▸ STATED GOAL:
Please revise the data lines starting at "title-bar[interactable]: Non-Linear Barometric" and ending at "correction-value-cell[interactable]: 5.0 —": give them again with "barometer-value-cell" changed to "pressure-value-cell" and everything else unchanged.

Stored entries
┌──

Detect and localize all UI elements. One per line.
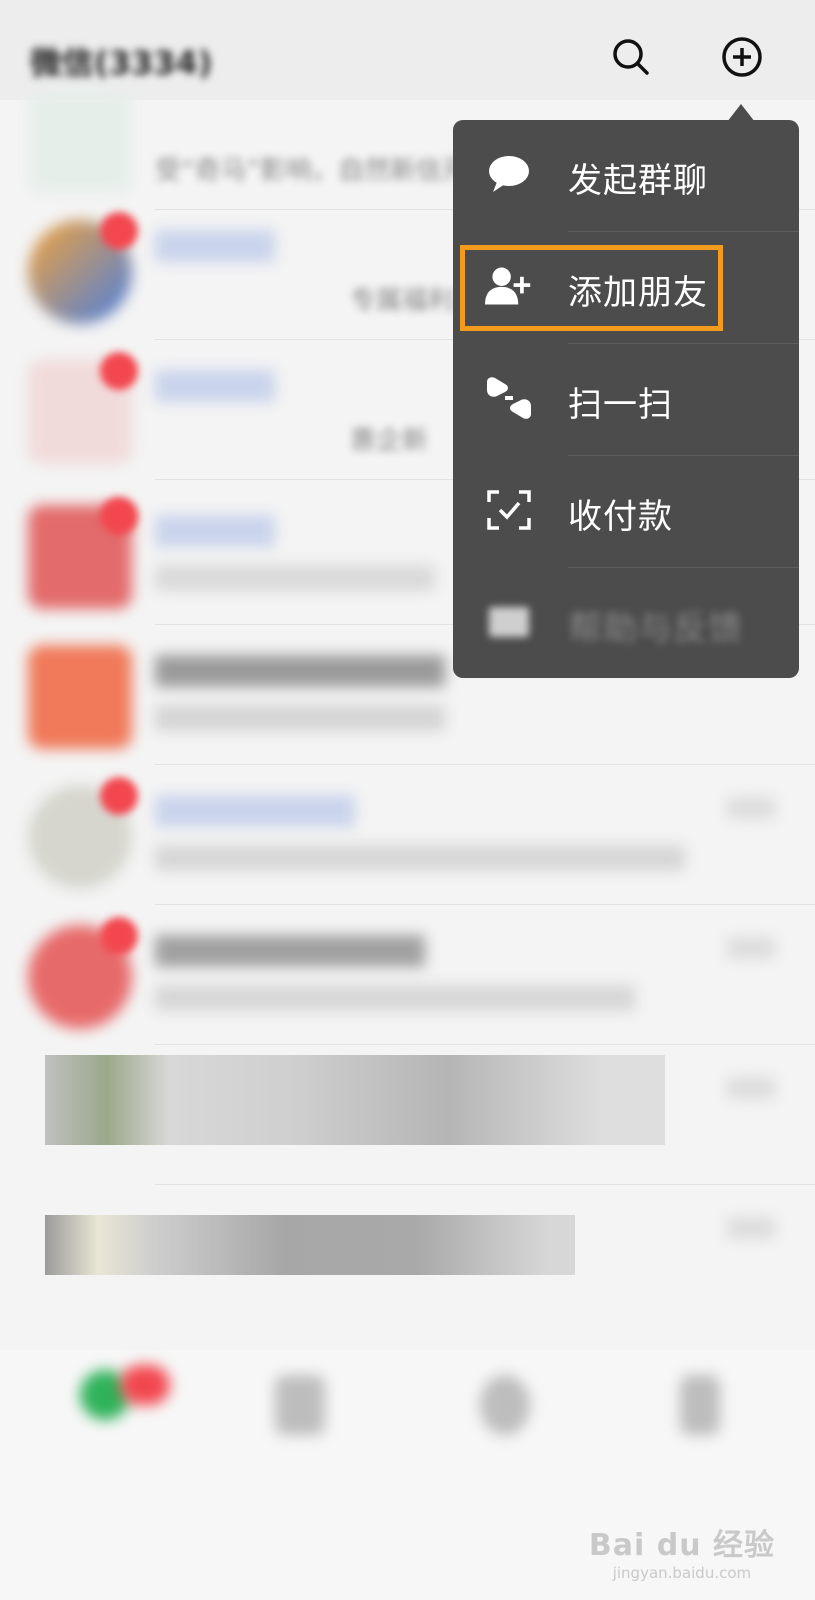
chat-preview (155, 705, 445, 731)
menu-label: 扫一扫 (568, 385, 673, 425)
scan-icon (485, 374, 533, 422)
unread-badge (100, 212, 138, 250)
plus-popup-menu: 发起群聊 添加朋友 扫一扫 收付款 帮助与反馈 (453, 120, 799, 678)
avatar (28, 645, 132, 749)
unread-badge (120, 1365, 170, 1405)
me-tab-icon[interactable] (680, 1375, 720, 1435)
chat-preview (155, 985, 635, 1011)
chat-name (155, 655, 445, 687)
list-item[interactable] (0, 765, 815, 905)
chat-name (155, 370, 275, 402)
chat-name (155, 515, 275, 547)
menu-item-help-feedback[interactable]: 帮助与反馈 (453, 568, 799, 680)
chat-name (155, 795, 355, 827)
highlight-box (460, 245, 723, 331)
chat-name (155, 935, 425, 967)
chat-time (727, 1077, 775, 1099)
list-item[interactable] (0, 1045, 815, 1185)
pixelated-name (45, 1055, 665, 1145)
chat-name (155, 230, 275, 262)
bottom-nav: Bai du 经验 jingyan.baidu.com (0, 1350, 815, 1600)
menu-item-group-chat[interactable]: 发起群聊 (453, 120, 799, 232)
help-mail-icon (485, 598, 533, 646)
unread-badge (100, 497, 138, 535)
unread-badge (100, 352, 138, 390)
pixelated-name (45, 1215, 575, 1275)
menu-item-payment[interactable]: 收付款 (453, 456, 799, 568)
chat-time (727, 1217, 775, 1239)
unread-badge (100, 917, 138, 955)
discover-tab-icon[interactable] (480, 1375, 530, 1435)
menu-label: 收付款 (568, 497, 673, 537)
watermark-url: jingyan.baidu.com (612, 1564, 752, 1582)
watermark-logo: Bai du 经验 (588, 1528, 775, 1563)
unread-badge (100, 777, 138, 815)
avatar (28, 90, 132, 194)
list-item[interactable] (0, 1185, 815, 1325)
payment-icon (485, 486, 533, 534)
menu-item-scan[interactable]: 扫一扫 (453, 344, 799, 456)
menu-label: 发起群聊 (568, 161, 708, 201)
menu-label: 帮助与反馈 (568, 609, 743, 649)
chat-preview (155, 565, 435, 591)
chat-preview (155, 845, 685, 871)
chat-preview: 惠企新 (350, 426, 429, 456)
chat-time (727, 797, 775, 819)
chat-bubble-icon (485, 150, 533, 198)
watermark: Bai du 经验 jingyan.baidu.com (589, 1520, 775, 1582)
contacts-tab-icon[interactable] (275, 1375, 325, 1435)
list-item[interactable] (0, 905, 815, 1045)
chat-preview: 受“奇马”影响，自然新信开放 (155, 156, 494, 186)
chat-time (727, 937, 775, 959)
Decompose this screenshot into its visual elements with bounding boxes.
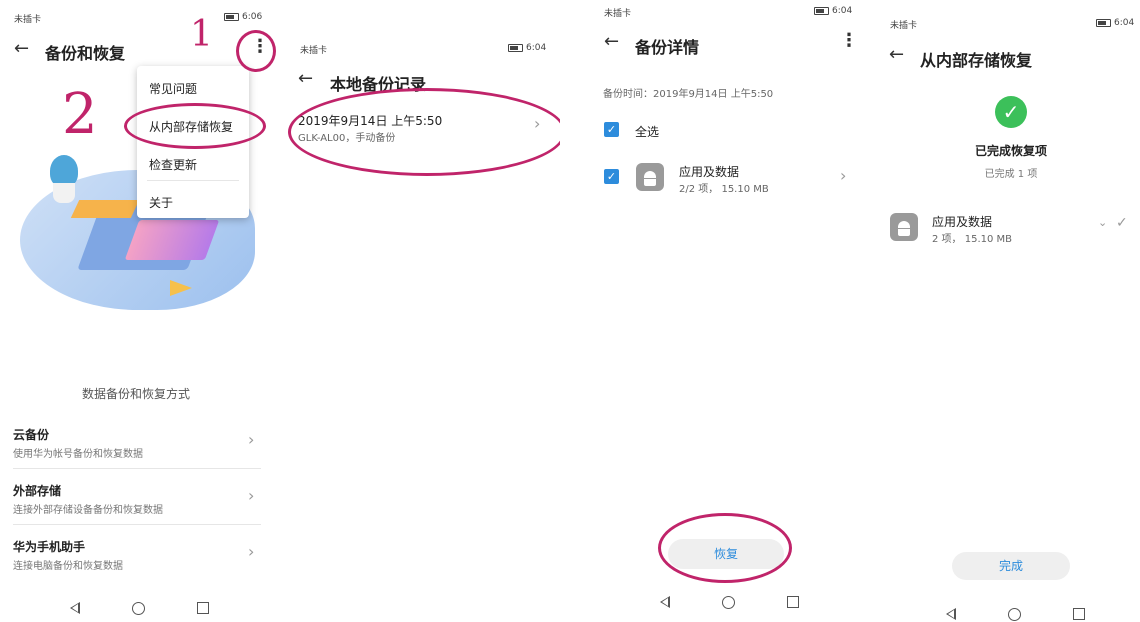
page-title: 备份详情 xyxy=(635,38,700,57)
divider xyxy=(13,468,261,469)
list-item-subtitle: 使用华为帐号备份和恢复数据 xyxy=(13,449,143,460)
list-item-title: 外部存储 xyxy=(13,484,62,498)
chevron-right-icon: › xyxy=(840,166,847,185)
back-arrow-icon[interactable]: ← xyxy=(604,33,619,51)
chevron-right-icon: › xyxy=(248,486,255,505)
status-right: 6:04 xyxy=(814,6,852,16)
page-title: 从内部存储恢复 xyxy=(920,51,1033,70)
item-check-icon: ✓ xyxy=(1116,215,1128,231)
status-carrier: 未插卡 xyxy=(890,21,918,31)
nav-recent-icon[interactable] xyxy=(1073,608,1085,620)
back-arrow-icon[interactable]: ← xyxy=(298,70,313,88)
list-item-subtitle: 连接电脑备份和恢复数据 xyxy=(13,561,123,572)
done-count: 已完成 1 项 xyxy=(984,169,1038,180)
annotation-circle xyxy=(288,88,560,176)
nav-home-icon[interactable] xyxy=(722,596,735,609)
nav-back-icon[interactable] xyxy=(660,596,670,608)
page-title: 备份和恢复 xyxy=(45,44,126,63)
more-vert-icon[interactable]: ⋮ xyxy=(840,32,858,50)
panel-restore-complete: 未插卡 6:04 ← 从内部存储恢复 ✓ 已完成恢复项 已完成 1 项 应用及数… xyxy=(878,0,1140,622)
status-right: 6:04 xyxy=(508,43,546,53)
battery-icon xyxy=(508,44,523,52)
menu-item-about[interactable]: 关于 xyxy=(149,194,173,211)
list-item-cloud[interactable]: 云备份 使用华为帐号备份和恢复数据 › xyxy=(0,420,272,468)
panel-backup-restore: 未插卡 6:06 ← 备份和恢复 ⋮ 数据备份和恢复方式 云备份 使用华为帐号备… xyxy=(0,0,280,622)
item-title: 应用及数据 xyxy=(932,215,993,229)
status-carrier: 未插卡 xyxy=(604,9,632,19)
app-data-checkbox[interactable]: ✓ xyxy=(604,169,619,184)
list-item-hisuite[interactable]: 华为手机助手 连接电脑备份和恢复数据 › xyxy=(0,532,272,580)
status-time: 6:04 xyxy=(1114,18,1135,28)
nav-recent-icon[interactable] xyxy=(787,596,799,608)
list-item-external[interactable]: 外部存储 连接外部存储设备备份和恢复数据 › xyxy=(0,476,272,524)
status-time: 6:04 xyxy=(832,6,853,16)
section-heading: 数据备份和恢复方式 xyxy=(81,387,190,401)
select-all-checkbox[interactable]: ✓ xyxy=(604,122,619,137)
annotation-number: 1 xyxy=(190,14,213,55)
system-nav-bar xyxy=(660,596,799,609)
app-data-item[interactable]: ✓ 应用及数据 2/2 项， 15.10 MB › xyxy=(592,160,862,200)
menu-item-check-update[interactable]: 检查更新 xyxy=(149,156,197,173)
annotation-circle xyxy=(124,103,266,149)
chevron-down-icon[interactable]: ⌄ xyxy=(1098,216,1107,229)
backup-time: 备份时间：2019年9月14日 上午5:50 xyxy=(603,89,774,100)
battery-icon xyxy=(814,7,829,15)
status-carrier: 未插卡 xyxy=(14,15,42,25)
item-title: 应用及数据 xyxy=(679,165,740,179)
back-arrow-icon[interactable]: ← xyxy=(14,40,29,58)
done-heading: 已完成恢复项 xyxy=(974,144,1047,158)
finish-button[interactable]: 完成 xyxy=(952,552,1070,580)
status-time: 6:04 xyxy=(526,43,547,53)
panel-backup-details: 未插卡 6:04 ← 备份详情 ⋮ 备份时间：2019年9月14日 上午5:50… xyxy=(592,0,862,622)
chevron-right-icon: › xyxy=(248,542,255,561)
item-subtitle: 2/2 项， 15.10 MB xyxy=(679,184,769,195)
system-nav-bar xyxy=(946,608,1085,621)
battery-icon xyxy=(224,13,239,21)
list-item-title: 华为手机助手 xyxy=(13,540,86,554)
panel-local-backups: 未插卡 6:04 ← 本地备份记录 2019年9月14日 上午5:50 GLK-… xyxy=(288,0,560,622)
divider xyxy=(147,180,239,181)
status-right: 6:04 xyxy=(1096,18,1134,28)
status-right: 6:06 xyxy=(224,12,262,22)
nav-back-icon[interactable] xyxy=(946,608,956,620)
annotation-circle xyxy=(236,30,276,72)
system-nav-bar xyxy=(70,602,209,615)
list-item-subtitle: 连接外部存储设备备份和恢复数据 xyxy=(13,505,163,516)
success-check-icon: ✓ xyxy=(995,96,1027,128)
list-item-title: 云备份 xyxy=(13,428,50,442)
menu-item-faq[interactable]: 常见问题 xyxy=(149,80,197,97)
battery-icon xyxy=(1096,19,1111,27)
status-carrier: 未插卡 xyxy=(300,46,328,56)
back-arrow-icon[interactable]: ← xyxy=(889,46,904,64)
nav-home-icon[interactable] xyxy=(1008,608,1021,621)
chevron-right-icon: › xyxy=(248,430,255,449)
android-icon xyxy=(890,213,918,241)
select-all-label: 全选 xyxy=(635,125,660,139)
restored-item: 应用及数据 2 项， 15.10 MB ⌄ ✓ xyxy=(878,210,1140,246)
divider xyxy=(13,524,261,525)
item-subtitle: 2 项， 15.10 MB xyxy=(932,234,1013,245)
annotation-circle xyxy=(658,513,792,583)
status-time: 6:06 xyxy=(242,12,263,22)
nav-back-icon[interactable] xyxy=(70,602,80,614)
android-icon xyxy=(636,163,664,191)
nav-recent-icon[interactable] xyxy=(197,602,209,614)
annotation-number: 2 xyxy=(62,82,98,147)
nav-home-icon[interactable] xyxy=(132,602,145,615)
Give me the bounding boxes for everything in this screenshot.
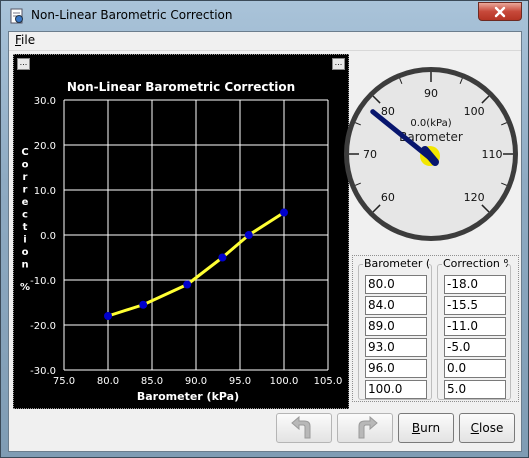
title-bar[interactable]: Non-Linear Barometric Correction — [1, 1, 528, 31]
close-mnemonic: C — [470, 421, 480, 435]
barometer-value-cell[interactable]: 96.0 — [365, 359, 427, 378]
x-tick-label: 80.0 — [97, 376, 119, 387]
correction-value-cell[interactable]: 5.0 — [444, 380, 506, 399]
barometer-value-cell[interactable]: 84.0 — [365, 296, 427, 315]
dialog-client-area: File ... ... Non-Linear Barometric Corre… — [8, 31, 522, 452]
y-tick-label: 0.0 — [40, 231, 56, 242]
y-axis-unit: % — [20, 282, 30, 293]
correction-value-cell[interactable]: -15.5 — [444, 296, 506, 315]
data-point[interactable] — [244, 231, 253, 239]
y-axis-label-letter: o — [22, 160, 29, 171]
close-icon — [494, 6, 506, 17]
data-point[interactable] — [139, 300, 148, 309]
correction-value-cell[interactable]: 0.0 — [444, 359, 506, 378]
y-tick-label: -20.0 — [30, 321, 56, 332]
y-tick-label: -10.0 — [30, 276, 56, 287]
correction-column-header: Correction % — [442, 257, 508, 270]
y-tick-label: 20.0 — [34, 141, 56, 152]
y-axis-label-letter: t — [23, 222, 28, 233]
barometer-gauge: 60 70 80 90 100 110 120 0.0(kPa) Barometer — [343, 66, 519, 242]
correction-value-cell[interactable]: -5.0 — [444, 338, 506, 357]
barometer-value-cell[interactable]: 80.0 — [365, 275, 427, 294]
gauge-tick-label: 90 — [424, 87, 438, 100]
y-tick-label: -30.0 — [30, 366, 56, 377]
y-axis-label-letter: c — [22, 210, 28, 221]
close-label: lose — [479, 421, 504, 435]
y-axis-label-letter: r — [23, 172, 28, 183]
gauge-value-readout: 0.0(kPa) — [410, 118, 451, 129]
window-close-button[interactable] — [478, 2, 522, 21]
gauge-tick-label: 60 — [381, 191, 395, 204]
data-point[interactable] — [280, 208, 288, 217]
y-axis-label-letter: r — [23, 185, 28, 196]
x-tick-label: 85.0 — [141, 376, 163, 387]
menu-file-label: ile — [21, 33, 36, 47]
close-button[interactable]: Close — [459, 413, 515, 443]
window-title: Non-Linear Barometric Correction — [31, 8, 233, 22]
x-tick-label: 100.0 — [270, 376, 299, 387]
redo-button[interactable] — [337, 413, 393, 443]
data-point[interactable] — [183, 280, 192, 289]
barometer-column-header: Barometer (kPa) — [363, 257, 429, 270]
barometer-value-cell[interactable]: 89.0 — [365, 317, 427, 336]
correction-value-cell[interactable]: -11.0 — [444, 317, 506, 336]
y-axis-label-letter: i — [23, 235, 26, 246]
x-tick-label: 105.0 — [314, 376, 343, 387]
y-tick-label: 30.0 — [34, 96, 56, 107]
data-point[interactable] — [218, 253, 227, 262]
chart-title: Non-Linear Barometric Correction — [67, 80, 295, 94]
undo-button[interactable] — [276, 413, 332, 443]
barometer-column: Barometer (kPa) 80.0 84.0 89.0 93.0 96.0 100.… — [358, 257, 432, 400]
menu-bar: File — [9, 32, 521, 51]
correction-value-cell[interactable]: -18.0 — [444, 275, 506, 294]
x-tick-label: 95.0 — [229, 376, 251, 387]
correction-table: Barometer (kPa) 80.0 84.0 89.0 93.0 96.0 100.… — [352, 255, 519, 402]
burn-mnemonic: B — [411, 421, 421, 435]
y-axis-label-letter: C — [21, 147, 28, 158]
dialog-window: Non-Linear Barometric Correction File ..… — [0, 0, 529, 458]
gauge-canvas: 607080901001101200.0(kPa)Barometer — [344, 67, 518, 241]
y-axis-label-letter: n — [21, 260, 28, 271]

└──

▸ FULL RESPONSE:
title-bar[interactable]: Non-Linear Barometric Correction — [1, 1, 528, 31]
close-mnemonic: C — [470, 421, 480, 435]
pressure-value-cell[interactable]: 96.0 — [365, 359, 427, 378]
x-tick-label: 80.0 — [97, 376, 119, 387]
correction-value-cell[interactable]: 5.0 — [444, 380, 506, 399]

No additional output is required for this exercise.